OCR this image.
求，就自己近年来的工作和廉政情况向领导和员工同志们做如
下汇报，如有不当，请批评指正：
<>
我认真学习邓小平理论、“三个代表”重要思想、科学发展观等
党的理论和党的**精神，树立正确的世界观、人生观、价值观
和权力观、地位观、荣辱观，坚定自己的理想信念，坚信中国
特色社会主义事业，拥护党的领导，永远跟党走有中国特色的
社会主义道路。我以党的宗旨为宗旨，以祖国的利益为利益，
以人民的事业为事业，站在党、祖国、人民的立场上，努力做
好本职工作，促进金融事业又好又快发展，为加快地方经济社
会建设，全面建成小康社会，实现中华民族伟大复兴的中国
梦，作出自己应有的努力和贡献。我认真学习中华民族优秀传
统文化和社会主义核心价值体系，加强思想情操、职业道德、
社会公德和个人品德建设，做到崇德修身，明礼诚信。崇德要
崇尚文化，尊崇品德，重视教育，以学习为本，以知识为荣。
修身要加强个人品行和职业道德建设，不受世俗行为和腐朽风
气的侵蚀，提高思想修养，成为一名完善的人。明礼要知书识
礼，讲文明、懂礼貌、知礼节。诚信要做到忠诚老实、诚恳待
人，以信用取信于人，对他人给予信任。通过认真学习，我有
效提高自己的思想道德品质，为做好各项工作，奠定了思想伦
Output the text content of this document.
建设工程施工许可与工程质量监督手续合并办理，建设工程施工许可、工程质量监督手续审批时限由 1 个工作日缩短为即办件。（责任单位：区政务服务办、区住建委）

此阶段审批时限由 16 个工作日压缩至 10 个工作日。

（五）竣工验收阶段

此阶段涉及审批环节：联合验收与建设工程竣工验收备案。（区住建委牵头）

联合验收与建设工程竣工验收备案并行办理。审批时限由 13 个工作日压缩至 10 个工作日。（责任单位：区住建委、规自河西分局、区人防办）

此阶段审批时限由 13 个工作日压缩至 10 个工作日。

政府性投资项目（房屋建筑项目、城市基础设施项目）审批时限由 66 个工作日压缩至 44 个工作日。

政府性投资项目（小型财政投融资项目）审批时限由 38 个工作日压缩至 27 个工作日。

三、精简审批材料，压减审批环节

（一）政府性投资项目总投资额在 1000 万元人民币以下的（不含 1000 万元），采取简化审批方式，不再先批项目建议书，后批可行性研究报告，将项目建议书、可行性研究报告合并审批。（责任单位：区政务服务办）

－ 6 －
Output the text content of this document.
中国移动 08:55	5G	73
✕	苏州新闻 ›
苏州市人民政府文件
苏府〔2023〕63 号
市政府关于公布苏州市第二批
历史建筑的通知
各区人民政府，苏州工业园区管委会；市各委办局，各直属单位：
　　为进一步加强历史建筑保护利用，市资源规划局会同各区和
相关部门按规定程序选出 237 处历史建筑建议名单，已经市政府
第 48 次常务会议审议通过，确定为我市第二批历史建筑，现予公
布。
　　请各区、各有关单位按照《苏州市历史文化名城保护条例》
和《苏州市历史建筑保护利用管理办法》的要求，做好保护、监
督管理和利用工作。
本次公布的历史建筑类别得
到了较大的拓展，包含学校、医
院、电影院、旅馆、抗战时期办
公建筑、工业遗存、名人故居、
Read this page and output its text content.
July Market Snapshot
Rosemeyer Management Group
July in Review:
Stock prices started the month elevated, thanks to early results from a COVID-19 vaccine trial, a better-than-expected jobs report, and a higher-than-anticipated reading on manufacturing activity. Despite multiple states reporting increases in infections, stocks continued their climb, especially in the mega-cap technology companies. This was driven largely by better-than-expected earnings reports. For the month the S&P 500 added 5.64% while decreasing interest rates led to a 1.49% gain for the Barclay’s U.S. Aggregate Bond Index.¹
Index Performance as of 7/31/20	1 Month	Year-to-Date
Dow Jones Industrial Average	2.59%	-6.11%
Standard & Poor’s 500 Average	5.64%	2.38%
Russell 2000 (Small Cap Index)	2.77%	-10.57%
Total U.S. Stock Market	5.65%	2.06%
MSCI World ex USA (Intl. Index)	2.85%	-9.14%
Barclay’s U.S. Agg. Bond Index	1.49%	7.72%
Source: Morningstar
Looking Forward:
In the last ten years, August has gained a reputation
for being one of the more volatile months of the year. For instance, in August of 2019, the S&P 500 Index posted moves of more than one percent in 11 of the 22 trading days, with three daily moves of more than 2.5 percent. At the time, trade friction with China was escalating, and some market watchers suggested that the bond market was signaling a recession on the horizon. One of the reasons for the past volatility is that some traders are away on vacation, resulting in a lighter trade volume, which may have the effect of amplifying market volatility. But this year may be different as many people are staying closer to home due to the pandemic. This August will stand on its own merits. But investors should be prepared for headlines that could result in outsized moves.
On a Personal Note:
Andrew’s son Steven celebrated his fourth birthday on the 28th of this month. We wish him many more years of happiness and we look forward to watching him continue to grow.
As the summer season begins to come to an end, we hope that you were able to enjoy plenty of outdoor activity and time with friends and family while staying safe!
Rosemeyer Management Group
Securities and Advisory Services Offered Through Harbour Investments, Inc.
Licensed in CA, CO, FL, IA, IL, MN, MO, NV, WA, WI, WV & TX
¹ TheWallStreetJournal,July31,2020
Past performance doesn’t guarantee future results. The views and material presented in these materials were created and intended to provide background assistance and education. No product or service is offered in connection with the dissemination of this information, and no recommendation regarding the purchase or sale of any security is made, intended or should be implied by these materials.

## WRITTEN EXERCISE
Everything in the listing above should be restated exactly.

## EXERCISE RESULT
OCR this image.
求，就自己近年来的工作和廉政情况向领导和员工同志们做如
下汇报，如有不当，请批评指正：
<>
我认真学习邓小平理论、“三个代表”重要思想、科学发展观等
党的理论和党的**精神，树立正确的世界观、人生观、价值观
和权力观、地位观、荣辱观，坚定自己的理想信念，坚信中国
特色社会主义事业，拥护党的领导，永远跟党走有中国特色的
社会主义道路。我以党的宗旨为宗旨，以祖国的利益为利益，
以人民的事业为事业，站在党、祖国、人民的立场上，努力做
好本职工作，促进金融事业又好又快发展，为加快地方经济社
会建设，全面建成小康社会，实现中华民族伟大复兴的中国
梦，作出自己应有的努力和贡献。我认真学习中华民族优秀传
统文化和社会主义核心价值体系，加强思想情操、职业道德、
社会公德和个人品德建设，做到崇德修身，明礼诚信。崇德要
崇尚文化，尊崇品德，重视教育，以学习为本，以知识为荣。
修身要加强个人品行和职业道德建设，不受世俗行为和腐朽风
气的侵蚀，提高思想修养，成为一名完善的人。明礼要知书识
礼，讲文明、懂礼貌、知礼节。诚信要做到忠诚老实、诚恳待
人，以信用取信于人，对他人给予信任。通过认真学习，我有
效提高自己的思想道德品质，为做好各项工作，奠定了思想伦
Output the text content of this document.
建设工程施工许可与工程质量监督手续合并办理，建设工程施工许可、工程质量监督手续审批时限由 1 个工作日缩短为即办件。（责任单位：区政务服务办、区住建委）

此阶段审批时限由 16 个工作日压缩至 10 个工作日。

（五）竣工验收阶段

此阶段涉及审批环节：联合验收与建设工程竣工验收备案。（区住建委牵头）

联合验收与建设工程竣工验收备案并行办理。审批时限由 13 个工作日压缩至 10 个工作日。（责任单位：区住建委、规自河西分局、区人防办）

此阶段审批时限由 13 个工作日压缩至 10 个工作日。

政府性投资项目（房屋建筑项目、城市基础设施项目）审批时限由 66 个工作日压缩至 44 个工作日。

政府性投资项目（小型财政投融资项目）审批时限由 38 个工作日压缩至 27 个工作日。

三、精简审批材料，压减审批环节

（一）政府性投资项目总投资额在 1000 万元人民币以下的（不含 1000 万元），采取简化审批方式，不再先批项目建议书，后批可行性研究报告，将项目建议书、可行性研究报告合并审批。（责任单位：区政务服务办）

－ 6 －
Output the text content of this document.
中国移动 08:55	5G	73
✕	苏州新闻 ›
苏州市人民政府文件
苏府〔2023〕63 号
市政府关于公布苏州市第二批
历史建筑的通知
各区人民政府，苏州工业园区管委会；市各委办局，各直属单位：
　　为进一步加强历史建筑保护利用，市资源规划局会同各区和
相关部门按规定程序选出 237 处历史建筑建议名单，已经市政府
第 48 次常务会议审议通过，确定为我市第二批历史建筑，现予公
布。
　　请各区、各有关单位按照《苏州市历史文化名城保护条例》
和《苏州市历史建筑保护利用管理办法》的要求，做好保护、监
督管理和利用工作。
本次公布的历史建筑类别得
到了较大的拓展，包含学校、医
院、电影院、旅馆、抗战时期办
公建筑、工业遗存、名人故居、
Read this page and output its text content.
July Market Snapshot
Rosemeyer Management Group
July in Review:
Stock prices started the month elevated, thanks to early results from a COVID-19 vaccine trial, a better-than-expected jobs report, and a higher-than-anticipated reading on manufacturing activity. Despite multiple states reporting increases in infections, stocks continued their climb, especially in the mega-cap technology companies. This was driven largely by better-than-expected earnings reports. For the month the S&P 500 added 5.64% while decreasing interest rates led to a 1.49% gain for the Barclay’s U.S. Aggregate Bond Index.¹
Index Performance as of 7/31/20	1 Month	Year-to-Date
Dow Jones Industrial Average	2.59%	-6.11%
Standard & Poor’s 500 Average	5.64%	2.38%
Russell 2000 (Small Cap Index)	2.77%	-10.57%
Total U.S. Stock Market	5.65%	2.06%
MSCI World ex USA (Intl. Index)	2.85%	-9.14%
Barclay’s U.S. Agg. Bond Index	1.49%	7.72%
Source: Morningstar
Looking Forward:
In the last ten years, August has gained a reputation
for being one of the more volatile months of the year. For instance, in August of 2019, the S&P 500 Index posted moves of more than one percent in 11 of the 22 trading days, with three daily moves of more than 2.5 percent. At the time, trade friction with China was escalating, and some market watchers suggested that the bond market was signaling a recession on the horizon. One of the reasons for the past volatility is that some traders are away on vacation, resulting in a lighter trade volume, which may have the effect of amplifying market volatility. But this year may be different as many people are staying closer to home due to the pandemic. This August will stand on its own merits. But investors should be prepared for headlines that could result in outsized moves.
On a Personal Note:
Andrew’s son Steven celebrated his fourth birthday on the 28th of this month. We wish him many more years of happiness and we look forward to watching him continue to grow.
As the summer season begins to come to an end, we hope that you were able to enjoy plenty of outdoor activity and time with friends and family while staying safe!
Rosemeyer Management Group
Securities and Advisory Services Offered Through Harbour Investments, Inc.
Licensed in CA, CO, FL, IA, IL, MN, MO, NV, WA, WI, WV & TX
¹ TheWallStreetJournal,July31,2020
Past performance doesn’t guarantee future results. The views and material presented in these materials were created and intended to provide background assistance and education. No product or service is offered in connection with the dissemination of this information, and no recommendation regarding the purchase or sale of any security is made, intended or should be implied by these materials.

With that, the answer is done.